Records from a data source
__________________________________________________
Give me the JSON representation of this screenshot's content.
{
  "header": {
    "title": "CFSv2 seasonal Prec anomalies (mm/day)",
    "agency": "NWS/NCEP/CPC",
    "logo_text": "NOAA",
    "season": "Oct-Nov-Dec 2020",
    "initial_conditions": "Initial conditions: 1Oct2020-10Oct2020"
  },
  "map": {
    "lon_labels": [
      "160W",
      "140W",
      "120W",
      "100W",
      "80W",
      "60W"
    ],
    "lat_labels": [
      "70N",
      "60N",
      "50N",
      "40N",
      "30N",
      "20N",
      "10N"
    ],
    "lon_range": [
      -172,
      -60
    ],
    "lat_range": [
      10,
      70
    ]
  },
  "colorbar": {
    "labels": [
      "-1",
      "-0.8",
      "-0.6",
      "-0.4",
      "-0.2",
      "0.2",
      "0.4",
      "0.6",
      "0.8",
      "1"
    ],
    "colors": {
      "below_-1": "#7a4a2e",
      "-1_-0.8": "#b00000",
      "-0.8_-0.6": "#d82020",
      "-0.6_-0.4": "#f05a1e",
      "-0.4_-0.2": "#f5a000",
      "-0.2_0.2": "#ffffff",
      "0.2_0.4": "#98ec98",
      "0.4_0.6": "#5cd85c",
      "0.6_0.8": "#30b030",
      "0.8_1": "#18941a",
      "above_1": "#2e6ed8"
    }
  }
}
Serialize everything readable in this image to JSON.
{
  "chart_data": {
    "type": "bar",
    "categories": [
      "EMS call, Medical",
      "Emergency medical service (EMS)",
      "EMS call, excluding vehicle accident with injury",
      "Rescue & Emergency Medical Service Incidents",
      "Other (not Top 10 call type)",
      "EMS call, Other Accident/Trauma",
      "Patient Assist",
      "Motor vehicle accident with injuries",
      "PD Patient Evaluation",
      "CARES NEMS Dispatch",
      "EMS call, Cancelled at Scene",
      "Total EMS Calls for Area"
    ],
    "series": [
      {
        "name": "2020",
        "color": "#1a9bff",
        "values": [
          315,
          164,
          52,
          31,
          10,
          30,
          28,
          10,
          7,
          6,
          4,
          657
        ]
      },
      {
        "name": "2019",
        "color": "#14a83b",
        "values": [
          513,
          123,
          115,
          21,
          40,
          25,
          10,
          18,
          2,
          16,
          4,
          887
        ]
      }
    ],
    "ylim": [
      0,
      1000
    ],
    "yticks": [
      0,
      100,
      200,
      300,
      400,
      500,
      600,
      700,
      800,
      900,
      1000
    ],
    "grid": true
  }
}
__________________________________________________
• _GOAL OF THE EXERCISE_
Tally how many lines of the records hold the word "JSON". Answer with the number only.

• _REPLY TO THE EXERCISE_
2